# Quoted passage:
'''

Danni91 · 06/02/2020 11:39

I think that's a tad creepy at 10!

Even if the child did need some form of extra help surely a teacher / TA should be in there monitoring.

I can only assume to know what people would said if it was a man around 10 year old daughters .. And that wouldn't be pretty!

I think in this instance it needs be brought up asap.

Alsohuman · 06/02/2020 11:39

It’s a pretty odd ten year old who’s happy for his mum to behave like this. I bet the poor little bugger’s mortified and you’d be doing him a favour if you got it stopped.

Danni91 · 06/02/2020 11:39

Oh it's privately run at the school so no teachers?

Hmm. Do they have a time limit to be washed and dressed and out by?

Floribundance · 06/02/2020 11:41

Not ok. If he needs help provisions should be made.

NearLifeExperience · 06/02/2020 11:41

I'm sure she means no harm, but this is totally unacceptable and inappropriate. How completely thoughtless, too.

You need to bring this up with the teacher/management.

Blacksackunderthetreesfreeze · 06/02/2020 11:44

She shouldn’t be in there.

Adults do not enter the changing room of the opposite sex

^^ this. How hard is this for people to understand?

Panicmode1 · 06/02/2020 11:45

We had lessons at a similarly set up swimming school (they used the private school's facilities after hours). I would mention it to the swim school owner - is there a newsletter that they produce? Perhaps a reminder could go in there about parents of the opposite sex not accompanying their children (I think it's usually 7 or 8) into the 'wrong' changing room.

However, the school we used didn't have a 'third' space or family changing so I'm not sure what the solution would be - there was a staff showering/changing area, so perhaps if there are SN reasons, he could be allowed to use that, but I think at age 10, he should be able to get himself sorted out - my 10 year old does, albeit at glacial pace - which can be frustrating when I'm in a rush!!

LangittleClegabbage · 06/02/2020 11:46

I agree, your son has a right to privacy from the opposite sex when getting changed/showered. Even if this woman is DBS checked (which I doubt), it is not fair that your son is being made to feel uncomfortable.

As others have said, if her son needs help, then that needs to occur in a separate changing area. I would definitely mention it to the teacher.

'''

# What needs to be done:
Can you carry on the forum thread above, about a mother entering the changing room at swimming lessons, from where it stops?

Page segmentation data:
'''

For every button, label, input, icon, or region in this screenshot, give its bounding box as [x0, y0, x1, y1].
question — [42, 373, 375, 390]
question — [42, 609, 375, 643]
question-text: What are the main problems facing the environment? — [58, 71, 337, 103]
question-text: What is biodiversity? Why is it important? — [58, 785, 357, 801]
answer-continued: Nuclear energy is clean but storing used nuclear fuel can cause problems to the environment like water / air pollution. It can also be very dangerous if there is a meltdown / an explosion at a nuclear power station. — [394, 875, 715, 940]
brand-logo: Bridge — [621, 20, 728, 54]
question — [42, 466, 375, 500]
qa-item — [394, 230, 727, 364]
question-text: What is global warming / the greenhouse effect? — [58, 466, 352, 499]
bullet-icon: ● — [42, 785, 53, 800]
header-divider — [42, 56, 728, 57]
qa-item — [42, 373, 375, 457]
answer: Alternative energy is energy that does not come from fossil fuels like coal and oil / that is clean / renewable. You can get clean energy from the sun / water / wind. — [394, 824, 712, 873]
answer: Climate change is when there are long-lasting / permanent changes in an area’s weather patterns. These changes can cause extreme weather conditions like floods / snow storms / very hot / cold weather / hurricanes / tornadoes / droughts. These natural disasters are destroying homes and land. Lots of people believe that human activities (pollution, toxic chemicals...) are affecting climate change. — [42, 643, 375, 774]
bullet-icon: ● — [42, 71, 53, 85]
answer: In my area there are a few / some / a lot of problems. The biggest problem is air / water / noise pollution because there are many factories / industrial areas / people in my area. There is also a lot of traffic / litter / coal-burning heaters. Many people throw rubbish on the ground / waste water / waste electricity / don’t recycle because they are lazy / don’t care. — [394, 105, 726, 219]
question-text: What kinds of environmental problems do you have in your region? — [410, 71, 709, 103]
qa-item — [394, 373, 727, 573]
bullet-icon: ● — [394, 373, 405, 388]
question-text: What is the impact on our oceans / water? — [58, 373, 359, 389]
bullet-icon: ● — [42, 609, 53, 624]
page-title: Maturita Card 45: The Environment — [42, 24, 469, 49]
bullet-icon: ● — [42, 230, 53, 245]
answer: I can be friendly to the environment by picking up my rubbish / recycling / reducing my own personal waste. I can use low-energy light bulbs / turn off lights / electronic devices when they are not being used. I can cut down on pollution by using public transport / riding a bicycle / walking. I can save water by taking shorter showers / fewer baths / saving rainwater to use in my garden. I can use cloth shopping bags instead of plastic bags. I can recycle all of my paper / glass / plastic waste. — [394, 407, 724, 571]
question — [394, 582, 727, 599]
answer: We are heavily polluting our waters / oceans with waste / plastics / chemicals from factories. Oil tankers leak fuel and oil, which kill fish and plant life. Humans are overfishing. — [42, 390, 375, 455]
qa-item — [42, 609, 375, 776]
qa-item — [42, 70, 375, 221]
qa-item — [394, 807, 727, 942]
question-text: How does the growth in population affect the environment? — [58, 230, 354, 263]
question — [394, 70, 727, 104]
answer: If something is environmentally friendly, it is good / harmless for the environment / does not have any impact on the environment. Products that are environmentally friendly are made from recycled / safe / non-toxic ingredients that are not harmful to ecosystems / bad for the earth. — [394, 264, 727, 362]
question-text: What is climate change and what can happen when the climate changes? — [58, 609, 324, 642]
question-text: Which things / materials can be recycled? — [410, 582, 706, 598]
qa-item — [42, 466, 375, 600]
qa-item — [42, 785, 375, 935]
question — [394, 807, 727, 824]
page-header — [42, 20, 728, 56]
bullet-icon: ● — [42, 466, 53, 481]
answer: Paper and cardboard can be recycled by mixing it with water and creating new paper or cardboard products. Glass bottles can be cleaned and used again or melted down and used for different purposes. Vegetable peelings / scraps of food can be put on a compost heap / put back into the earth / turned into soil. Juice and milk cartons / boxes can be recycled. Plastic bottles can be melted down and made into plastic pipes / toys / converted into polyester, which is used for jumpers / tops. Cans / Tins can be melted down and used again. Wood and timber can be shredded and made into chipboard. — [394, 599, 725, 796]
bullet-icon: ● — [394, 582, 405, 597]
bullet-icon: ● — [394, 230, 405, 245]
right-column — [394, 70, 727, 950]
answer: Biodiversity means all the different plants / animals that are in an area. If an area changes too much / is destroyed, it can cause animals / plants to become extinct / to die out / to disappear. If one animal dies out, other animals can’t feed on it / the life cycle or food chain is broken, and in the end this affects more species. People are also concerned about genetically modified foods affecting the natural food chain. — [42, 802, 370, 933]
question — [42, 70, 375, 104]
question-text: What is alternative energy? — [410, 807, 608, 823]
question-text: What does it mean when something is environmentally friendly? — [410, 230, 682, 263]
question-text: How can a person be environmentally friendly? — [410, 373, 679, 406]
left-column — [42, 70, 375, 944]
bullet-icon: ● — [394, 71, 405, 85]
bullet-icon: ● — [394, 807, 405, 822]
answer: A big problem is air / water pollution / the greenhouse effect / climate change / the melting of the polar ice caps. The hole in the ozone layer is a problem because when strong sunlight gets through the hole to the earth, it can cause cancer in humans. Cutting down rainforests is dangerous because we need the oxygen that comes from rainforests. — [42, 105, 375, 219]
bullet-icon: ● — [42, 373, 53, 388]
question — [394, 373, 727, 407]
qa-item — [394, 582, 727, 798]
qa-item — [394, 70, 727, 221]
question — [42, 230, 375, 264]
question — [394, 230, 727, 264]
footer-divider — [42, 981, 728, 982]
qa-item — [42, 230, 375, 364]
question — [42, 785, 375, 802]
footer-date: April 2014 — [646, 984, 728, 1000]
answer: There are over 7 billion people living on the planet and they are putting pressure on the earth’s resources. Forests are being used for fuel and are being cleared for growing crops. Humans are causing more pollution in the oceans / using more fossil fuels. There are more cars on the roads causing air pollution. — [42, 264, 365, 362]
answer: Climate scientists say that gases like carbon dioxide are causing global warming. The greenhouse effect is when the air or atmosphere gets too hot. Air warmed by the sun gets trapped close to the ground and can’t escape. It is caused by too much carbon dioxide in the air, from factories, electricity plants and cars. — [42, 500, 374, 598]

'''

# Expected answer:
OnlyTheTitOfTheLangBerg · 06/02/2020 11:46

Your son and the other boys is this class are entitled to privacy and dignity, and this woman is invading that, albeit with the best of intentions I'm sure. I would raise it with the pool management team who I'd hope could work with this woman to find an appropriate equally private and dignified alternative location for her and her son if he does have additional needs which require her help.

Cheeseandwin5 · 06/02/2020 11:48

Sorry, this is totally unacceptable behaviour, and she should be reported.
The changing rooms are for adults of the the gender specified only, very young kids maybe able to accompany adults to opposing changing rooms but never adults.
Part of me thinks DS is making an unnecessary fuss but I’m sure I wouldn’t think that if a man had been in the ladies changing room when DD had been that age
Sorry but this is a disgraceful attitude and you really need to change it. Not only have you dismissed his concerns you have trivialised his safety on the basis of his gender.

LouReidDododo · 06/02/2020 11:53

Christ that mother is going to be subject of a MiL thread on here in a few years.

She needs to get out of that changing room. It’s ridiculous

BigFatLiar · 06/02/2020 11:53

I suspect its a mum who can't get to grips with the fact her little boy is growing up. Unless he has a problem he should be capable of showering and changing on his own. She needs to let go.

Floribundance · 06/02/2020 11:53

I hope by the time he’s married she’s not still waiting by the shower with a towel.

Cheeseandwin5 · 06/02/2020 11:56

@NearLifeExperience and Onlythetit
I'm sure she means no harm
albeit with the best of intentions I'm sure

I do not understand this attitude. I assume its because its a mother going into a male changing room and the comment 'it would not be the same if the genders were switched' has never been more clearly proven.
She is an adult, she is continually going into the wrong changing room where young boys are in states of undress. I would be very angry and my first assumption was that she was a danger.